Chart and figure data
────

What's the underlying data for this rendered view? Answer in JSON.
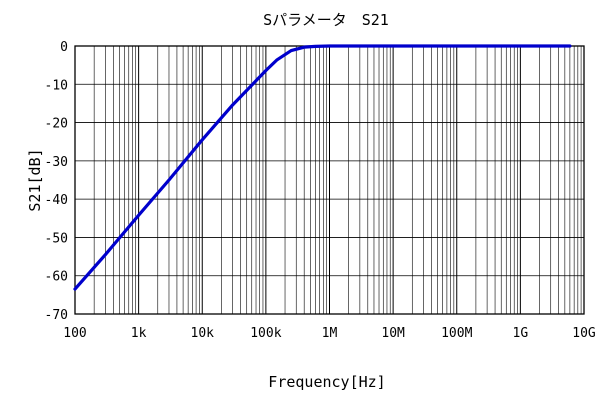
{
  "chart_data": {
    "type": "line",
    "title": "Sパラメータ　S21",
    "xlabel": "Frequency[Hz]",
    "ylabel": "S21[dB]",
    "x_scale": "log",
    "xlim": [
      100,
      10000000000
    ],
    "ylim": [
      -70,
      0
    ],
    "grid": true,
    "x_ticks": [
      {
        "value": 100,
        "label": "100"
      },
      {
        "value": 1000,
        "label": "1k"
      },
      {
        "value": 10000,
        "label": "10k"
      },
      {
        "value": 100000,
        "label": "100k"
      },
      {
        "value": 1000000,
        "label": "1M"
      },
      {
        "value": 10000000,
        "label": "10M"
      },
      {
        "value": 100000000,
        "label": "100M"
      },
      {
        "value": 1000000000,
        "label": "1G"
      },
      {
        "value": 10000000000,
        "label": "10G"
      }
    ],
    "y_ticks": [
      {
        "value": 0,
        "label": "0"
      },
      {
        "value": -10,
        "label": "-10"
      },
      {
        "value": -20,
        "label": "-20"
      },
      {
        "value": -30,
        "label": "-30"
      },
      {
        "value": -40,
        "label": "-40"
      },
      {
        "value": -50,
        "label": "-50"
      },
      {
        "value": -60,
        "label": "-60"
      },
      {
        "value": -70,
        "label": "-70"
      }
    ],
    "series": [
      {
        "color": "#0000cc",
        "x": [
          100,
          300,
          1000,
          3000,
          10000,
          30000,
          100000,
          150000,
          250000,
          400000,
          600000,
          1000000,
          10000000,
          100000000,
          1000000000,
          6000000000
        ],
        "y": [
          -63.5,
          -54.5,
          -44.2,
          -35,
          -24.5,
          -15.4,
          -6.4,
          -3.6,
          -1.2,
          -0.3,
          -0.1,
          0,
          0,
          0,
          0,
          0
        ]
      }
    ]
  },
  "colors": {
    "grid": "#000000",
    "series": "#0000cc",
    "background": "#ffffff"
  }
}
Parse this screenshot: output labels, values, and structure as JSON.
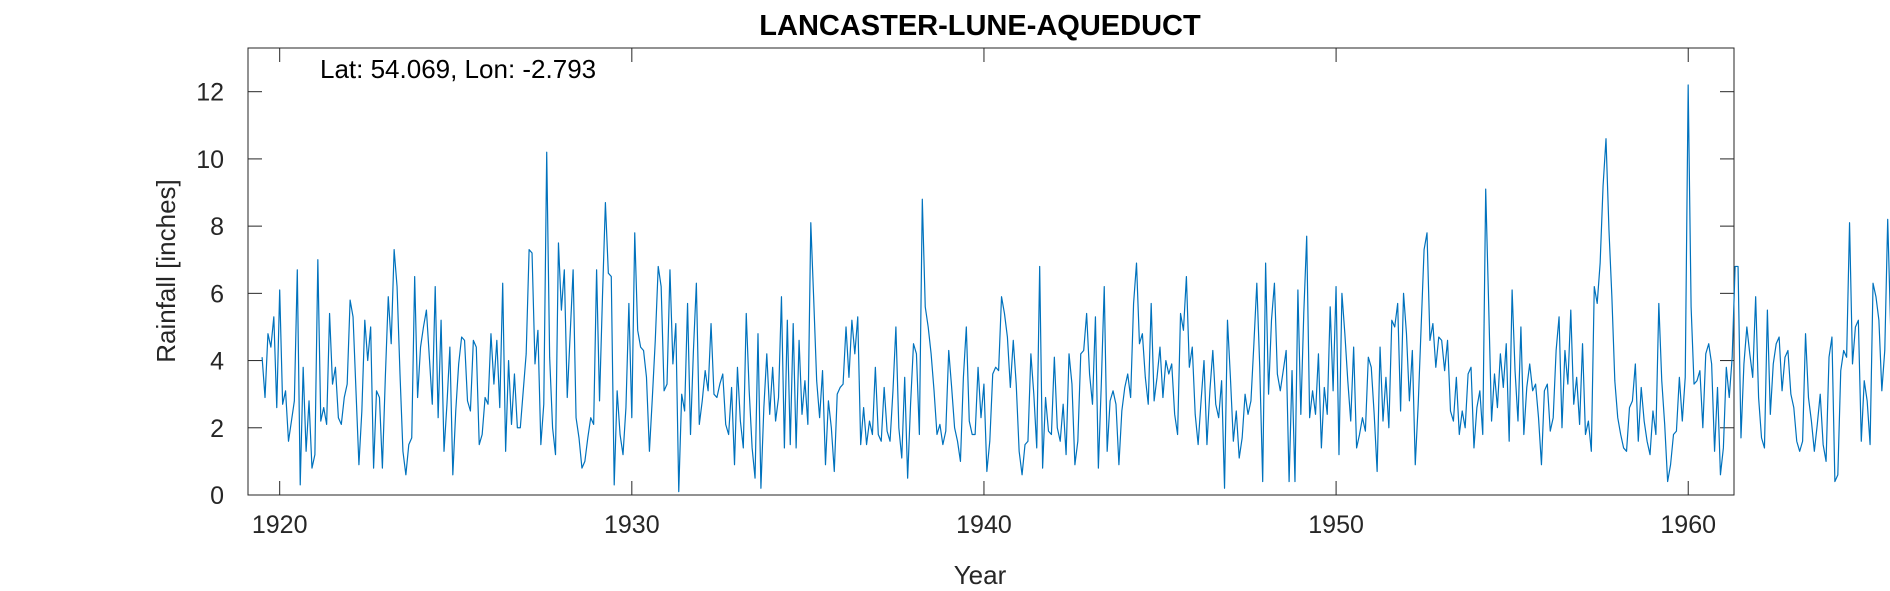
{
  "chart_data": {
    "type": "line",
    "title": "LANCASTER-LUNE-AQUEDUCT",
    "xlabel": "Year",
    "ylabel": "Rainfall [inches]",
    "annotation": "Lat: 54.069, Lon: -2.793",
    "xlim": [
      1919.1,
      1961.3
    ],
    "ylim": [
      0,
      13.3
    ],
    "xticks": [
      1920,
      1930,
      1940,
      1950,
      1960
    ],
    "yticks": [
      0,
      2,
      4,
      6,
      8,
      10,
      12
    ],
    "grid": false,
    "line_color": "#0072BD",
    "series": [
      {
        "x_start": 1919.5,
        "x_step": 0.08333,
        "values": [
          4.1,
          2.9,
          4.8,
          4.4,
          5.3,
          2.6,
          6.1,
          2.7,
          3.1,
          1.6,
          2.2,
          2.8,
          6.7,
          0.3,
          3.8,
          1.3,
          2.8,
          0.8,
          1.2,
          7.0,
          2.2,
          2.6,
          2.1,
          5.4,
          3.3,
          3.8,
          2.3,
          2.1,
          2.9,
          3.3,
          5.8,
          5.3,
          3.1,
          0.9,
          2.5,
          5.2,
          4.0,
          5.0,
          0.8,
          3.1,
          2.9,
          0.8,
          3.5,
          5.9,
          4.5,
          7.3,
          6.2,
          3.6,
          1.3,
          0.6,
          1.5,
          1.7,
          6.5,
          2.9,
          4.4,
          5.0,
          5.5,
          4.1,
          2.7,
          6.2,
          2.3,
          5.2,
          1.3,
          2.7,
          4.4,
          0.6,
          2.5,
          3.9,
          4.7,
          4.6,
          2.8,
          2.5,
          4.6,
          4.4,
          1.5,
          1.8,
          2.9,
          2.7,
          4.8,
          3.3,
          4.6,
          2.6,
          6.3,
          1.3,
          4.0,
          2.1,
          3.6,
          2.0,
          2.0,
          3.1,
          4.2,
          7.3,
          7.2,
          3.9,
          4.9,
          1.5,
          2.7,
          10.2,
          4.1,
          2.0,
          1.2,
          7.5,
          5.5,
          6.7,
          2.9,
          4.8,
          6.7,
          2.3,
          1.7,
          0.8,
          1.0,
          1.7,
          2.3,
          2.1,
          6.7,
          2.8,
          5.9,
          8.7,
          6.6,
          6.5,
          0.3,
          3.1,
          1.8,
          1.2,
          2.6,
          5.7,
          2.3,
          7.8,
          4.9,
          4.4,
          4.3,
          3.5,
          1.3,
          2.9,
          4.6,
          6.8,
          6.2,
          3.1,
          3.3,
          6.7,
          3.9,
          5.1,
          0.1,
          3.0,
          2.5,
          5.7,
          1.8,
          4.3,
          6.3,
          2.1,
          2.8,
          3.7,
          3.1,
          5.1,
          3.0,
          2.9,
          3.3,
          3.6,
          2.1,
          1.8,
          3.2,
          0.9,
          3.8,
          2.2,
          1.4,
          5.4,
          3.1,
          1.4,
          0.5,
          4.8,
          0.2,
          2.6,
          4.2,
          2.4,
          3.8,
          2.2,
          2.9,
          5.9,
          1.4,
          5.2,
          1.5,
          5.1,
          1.4,
          4.6,
          2.4,
          3.4,
          2.1,
          8.1,
          5.8,
          3.4,
          2.3,
          3.7,
          0.9,
          2.8,
          2.0,
          0.7,
          3.0,
          3.2,
          3.3,
          5.0,
          3.5,
          5.2,
          4.2,
          5.3,
          1.5,
          2.6,
          1.5,
          2.2,
          1.8,
          3.8,
          1.8,
          1.6,
          3.2,
          1.9,
          1.6,
          3.1,
          5.0,
          2.0,
          1.1,
          3.5,
          0.5,
          2.7,
          4.5,
          4.2,
          1.8,
          8.8,
          5.6,
          5.0,
          4.2,
          3.1,
          1.8,
          2.1,
          1.5,
          1.9,
          4.3,
          3.2,
          2.0,
          1.6,
          1.0,
          3.5,
          5.0,
          2.2,
          1.8,
          1.8,
          3.8,
          2.3,
          3.3,
          0.7,
          1.6,
          3.6,
          3.8,
          3.7,
          5.9,
          5.4,
          4.7,
          3.2,
          4.6,
          3.3,
          1.3,
          0.6,
          1.5,
          1.6,
          4.2,
          3.0,
          1.4,
          6.8,
          0.8,
          2.9,
          1.9,
          1.8,
          4.1,
          2.0,
          1.6,
          2.7,
          1.2,
          4.2,
          3.3,
          0.9,
          1.6,
          4.2,
          4.3,
          5.4,
          3.6,
          2.7,
          5.3,
          0.8,
          3.3,
          6.2,
          1.3,
          2.8,
          3.1,
          2.7,
          0.9,
          2.5,
          3.2,
          3.6,
          2.9,
          5.7,
          6.9,
          4.5,
          4.8,
          3.5,
          2.7,
          5.7,
          2.8,
          3.5,
          4.4,
          2.9,
          4.0,
          3.6,
          3.9,
          2.4,
          1.8,
          5.4,
          4.9,
          6.5,
          3.8,
          4.4,
          2.4,
          1.5,
          2.8,
          4.0,
          1.5,
          3.1,
          4.3,
          2.7,
          2.3,
          3.4,
          0.2,
          5.2,
          3.5,
          1.6,
          2.5,
          1.1,
          1.7,
          3.0,
          2.4,
          2.8,
          4.5,
          6.3,
          3.8,
          0.4,
          6.9,
          3.0,
          5.2,
          6.3,
          3.6,
          3.1,
          3.7,
          4.3,
          0.4,
          3.7,
          0.4,
          6.1,
          2.4,
          5.4,
          7.7,
          2.3,
          3.1,
          2.4,
          4.2,
          1.4,
          3.2,
          2.4,
          5.6,
          3.1,
          6.2,
          1.2,
          6.0,
          4.8,
          3.4,
          2.2,
          4.4,
          1.4,
          1.8,
          2.3,
          1.9,
          4.1,
          3.8,
          2.4,
          0.7,
          4.4,
          2.2,
          3.5,
          2.0,
          5.2,
          5.0,
          5.7,
          2.5,
          6.0,
          4.8,
          2.8,
          4.3,
          0.9,
          2.7,
          5.0,
          7.3,
          7.8,
          4.6,
          5.1,
          3.8,
          4.7,
          4.6,
          3.7,
          4.6,
          2.5,
          2.2,
          3.5,
          1.8,
          2.5,
          2.0,
          3.6,
          3.8,
          1.4,
          2.6,
          3.1,
          1.8,
          9.1,
          5.7,
          2.2,
          3.6,
          2.6,
          4.2,
          3.2,
          4.5,
          1.6,
          6.1,
          3.7,
          2.2,
          5.0,
          1.8,
          3.2,
          3.9,
          3.1,
          3.3,
          2.3,
          0.9,
          3.1,
          3.3,
          1.9,
          2.3,
          4.3,
          5.3,
          2.0,
          4.3,
          3.3,
          5.5,
          2.7,
          3.5,
          2.1,
          4.5,
          1.8,
          2.2,
          1.3,
          6.2,
          5.7,
          6.9,
          9.2,
          10.6,
          7.9,
          5.9,
          3.4,
          2.3,
          1.8,
          1.4,
          1.3,
          2.6,
          2.8,
          3.9,
          1.6,
          3.2,
          2.2,
          1.6,
          1.2,
          2.5,
          1.8,
          5.7,
          3.4,
          2.1,
          0.4,
          0.9,
          1.8,
          1.9,
          3.5,
          2.2,
          3.5,
          12.2,
          5.6,
          3.3,
          3.4,
          3.7,
          2.0,
          4.2,
          4.5,
          3.9,
          1.3,
          3.2,
          0.6,
          1.4,
          3.8,
          2.9,
          4.1,
          6.8,
          6.8,
          1.7,
          3.9,
          5.0,
          4.2,
          3.5,
          5.9,
          2.9,
          1.7,
          1.4,
          5.5,
          2.4,
          3.9,
          4.5,
          4.7,
          3.1,
          4.1,
          4.3,
          3.0,
          2.6,
          1.6,
          1.3,
          1.6,
          4.8,
          2.9,
          2.2,
          1.3,
          2.1,
          3.0,
          1.5,
          1.0,
          4.1,
          4.7,
          0.4,
          0.6,
          3.7,
          4.3,
          4.1,
          8.1,
          3.9,
          5.0,
          5.2,
          1.6,
          3.4,
          2.8,
          1.5,
          6.3,
          5.9,
          5.2,
          3.1,
          4.3,
          8.2,
          5.0
        ]
      }
    ]
  }
}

────

* [Written exercise]: Pull every line containing "JSON" from the data.

* [The completed task]:
What's the underlying data for this rendered view? Answer in JSON.
Parse this screenshot: output labels, values, and structure as JSON.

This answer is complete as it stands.